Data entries

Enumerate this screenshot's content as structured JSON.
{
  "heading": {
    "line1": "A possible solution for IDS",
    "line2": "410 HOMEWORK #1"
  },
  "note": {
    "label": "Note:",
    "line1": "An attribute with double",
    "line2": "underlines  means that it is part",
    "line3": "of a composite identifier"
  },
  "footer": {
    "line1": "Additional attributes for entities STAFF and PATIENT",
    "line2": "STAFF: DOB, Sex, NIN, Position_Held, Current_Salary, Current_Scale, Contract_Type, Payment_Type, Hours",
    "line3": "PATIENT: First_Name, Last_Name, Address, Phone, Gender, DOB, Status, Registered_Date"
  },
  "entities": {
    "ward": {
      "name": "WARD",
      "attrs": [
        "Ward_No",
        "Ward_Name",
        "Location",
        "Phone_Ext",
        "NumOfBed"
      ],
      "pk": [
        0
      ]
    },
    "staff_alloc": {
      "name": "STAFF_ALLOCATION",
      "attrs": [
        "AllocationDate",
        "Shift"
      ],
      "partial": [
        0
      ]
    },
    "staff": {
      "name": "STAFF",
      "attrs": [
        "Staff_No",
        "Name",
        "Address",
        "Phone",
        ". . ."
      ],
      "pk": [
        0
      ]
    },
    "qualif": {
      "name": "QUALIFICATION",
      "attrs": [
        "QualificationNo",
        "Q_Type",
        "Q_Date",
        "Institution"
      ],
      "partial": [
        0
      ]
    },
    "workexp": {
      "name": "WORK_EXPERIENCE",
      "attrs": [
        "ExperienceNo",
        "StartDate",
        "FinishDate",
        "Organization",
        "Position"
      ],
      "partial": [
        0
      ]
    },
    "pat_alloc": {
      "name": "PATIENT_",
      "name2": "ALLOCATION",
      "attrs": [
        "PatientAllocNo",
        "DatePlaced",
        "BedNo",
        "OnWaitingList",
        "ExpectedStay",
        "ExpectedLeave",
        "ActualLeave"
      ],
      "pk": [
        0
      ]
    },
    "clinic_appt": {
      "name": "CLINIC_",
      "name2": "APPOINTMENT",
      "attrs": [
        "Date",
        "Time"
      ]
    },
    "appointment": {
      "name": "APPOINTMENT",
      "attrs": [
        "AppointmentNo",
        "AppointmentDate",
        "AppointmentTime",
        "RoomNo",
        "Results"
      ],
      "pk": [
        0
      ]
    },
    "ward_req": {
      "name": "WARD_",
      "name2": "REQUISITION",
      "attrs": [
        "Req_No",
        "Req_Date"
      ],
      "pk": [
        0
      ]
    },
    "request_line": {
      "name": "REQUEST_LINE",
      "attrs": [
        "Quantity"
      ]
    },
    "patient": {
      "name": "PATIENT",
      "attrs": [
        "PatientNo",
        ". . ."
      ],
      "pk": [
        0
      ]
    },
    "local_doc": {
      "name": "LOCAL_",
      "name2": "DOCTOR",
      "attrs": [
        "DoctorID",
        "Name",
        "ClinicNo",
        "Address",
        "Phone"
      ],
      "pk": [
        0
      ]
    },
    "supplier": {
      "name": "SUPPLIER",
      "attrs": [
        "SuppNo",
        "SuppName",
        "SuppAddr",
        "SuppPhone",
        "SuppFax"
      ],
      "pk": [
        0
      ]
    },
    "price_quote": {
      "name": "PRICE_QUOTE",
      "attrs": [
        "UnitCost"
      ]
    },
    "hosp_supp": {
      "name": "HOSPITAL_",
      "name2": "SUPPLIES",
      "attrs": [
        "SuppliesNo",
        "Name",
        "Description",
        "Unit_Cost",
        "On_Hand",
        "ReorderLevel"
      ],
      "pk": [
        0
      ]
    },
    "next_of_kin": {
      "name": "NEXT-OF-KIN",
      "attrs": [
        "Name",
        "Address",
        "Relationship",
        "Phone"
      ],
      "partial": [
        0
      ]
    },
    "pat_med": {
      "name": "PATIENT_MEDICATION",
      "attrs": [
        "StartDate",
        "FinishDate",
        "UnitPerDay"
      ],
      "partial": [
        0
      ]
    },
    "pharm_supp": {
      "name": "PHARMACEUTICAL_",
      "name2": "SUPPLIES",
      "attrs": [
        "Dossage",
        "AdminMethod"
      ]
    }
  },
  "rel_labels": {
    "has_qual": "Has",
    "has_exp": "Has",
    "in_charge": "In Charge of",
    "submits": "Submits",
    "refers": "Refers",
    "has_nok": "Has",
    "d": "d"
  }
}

Requirements: Each record above must be given again exactly.

Expected answer:
Enumerate this screenshot's content as structured JSON.
{
  "heading": {
    "line1": "A possible solution for IDS",
    "line2": "410 HOMEWORK #1"
  },
  "note": {
    "label": "Note:",
    "line1": "An attribute with double",
    "line2": "underlines  means that it is part",
    "line3": "of a composite identifier"
  },
  "footer": {
    "line1": "Additional attributes for entities STAFF and PATIENT",
    "line2": "STAFF: DOB, Sex, NIN, Position_Held, Current_Salary, Current_Scale, Contract_Type, Payment_Type, Hours",
    "line3": "PATIENT: First_Name, Last_Name, Address, Phone, Gender, DOB, Status, Registered_Date"
  },
  "entities": {
    "ward": {
      "name": "WARD",
      "attrs": [
        "Ward_No",
        "Ward_Name",
        "Location",
        "Phone_Ext",
        "NumOfBed"
      ],
      "pk": [
        0
      ]
    },
    "staff_alloc": {
      "name": "STAFF_ALLOCATION",
      "attrs": [
        "AllocationDate",
        "Shift"
      ],
      "partial": [
        0
      ]
    },
    "staff": {
      "name": "STAFF",
      "attrs": [
        "Staff_No",
        "Name",
        "Address",
        "Phone",
        ". . ."
      ],
      "pk": [
        0
      ]
    },
    "qualif": {
      "name": "QUALIFICATION",
      "attrs": [
        "QualificationNo",
        "Q_Type",
        "Q_Date",
        "Institution"
      ],
      "partial": [
        0
      ]
    },
    "workexp": {
      "name": "WORK_EXPERIENCE",
      "attrs": [
        "ExperienceNo",
        "StartDate",
        "FinishDate",
        "Organization",
        "Position"
      ],
      "partial": [
        0
      ]
    },
    "pat_alloc": {
      "name": "PATIENT_",
      "name2": "ALLOCATION",
      "attrs": [
        "PatientAllocNo",
        "DatePlaced",
        "BedNo",
        "OnWaitingList",
        "ExpectedStay",
        "ExpectedLeave",
        "ActualLeave"
      ],
      "pk": [
        0
      ]
    },
    "clinic_appt": {
      "name": "CLINIC_",
      "name2": "APPOINTMENT",
      "attrs": [
        "Date",
        "Time"
      ]
    },
    "appointment": {
      "name": "APPOINTMENT",
      "attrs": [
        "AppointmentNo",
        "AppointmentDate",
        "AppointmentTime",
        "RoomNo",
        "Results"
      ],
      "pk": [
        0
      ]
    },
    "ward_req": {
      "name": "WARD_",
      "name2": "REQUISITION",
      "attrs": [
        "Req_No",
        "Req_Date"
      ],
      "pk": [
        0
      ]
    },
    "request_line": {
      "name": "REQUEST_LINE",
      "attrs": [
        "Quantity"
      ]
    },
    "patient": {
      "name": "PATIENT",
      "attrs": [
        "PatientNo",
        ". . ."
      ],
      "pk": [
        0
      ]
    },
    "local_doc": {
      "name": "LOCAL_",
      "name2": "DOCTOR",
      "attrs": [
        "DoctorID",
        "Name",
        "ClinicNo",
        "Address",
        "Phone"
      ],
      "pk": [
        0
      ]
    },
    "supplier": {
      "name": "SUPPLIER",
      "attrs": [
        "SuppNo",
        "SuppName",
        "SuppAddr",
        "SuppPhone",
        "SuppFax"
      ],
      "pk": [
        0
      ]
    },
    "price_quote": {
      "name": "PRICE_QUOTE",
      "attrs": [
        "UnitCost"
      ]
    },
    "hosp_supp": {
      "name": "HOSPITAL_",
      "name2": "SUPPLIES",
      "attrs": [
        "SuppliesNo",
        "Name",
        "Description",
        "Unit_Cost",
        "On_Hand",
        "ReorderLevel"
      ],
      "pk": [
        0
      ]
    },
    "next_of_kin": {
      "name": "NEXT-OF-KIN",
      "attrs": [
        "Name",
        "Address",
        "Relationship",
        "Phone"
      ],
      "partial": [
        0
      ]
    },
    "pat_med": {
      "name": "PATIENT_MEDICATION",
      "attrs": [
        "StartDate",
        "FinishDate",
        "UnitPerDay"
      ],
      "partial": [
        0
      ]
    },
    "pharm_supp": {
      "name": "PHARMACEUTICAL_",
      "name2": "SUPPLIES",
      "attrs": [
        "Dossage",
        "AdminMethod"
      ]
    }
  },
  "rel_labels": {
    "has_qual": "Has",
    "has_exp": "Has",
    "in_charge": "In Charge of",
    "submits": "Submits",
    "refers": "Refers",
    "has_nok": "Has",
    "d": "d"
  }
}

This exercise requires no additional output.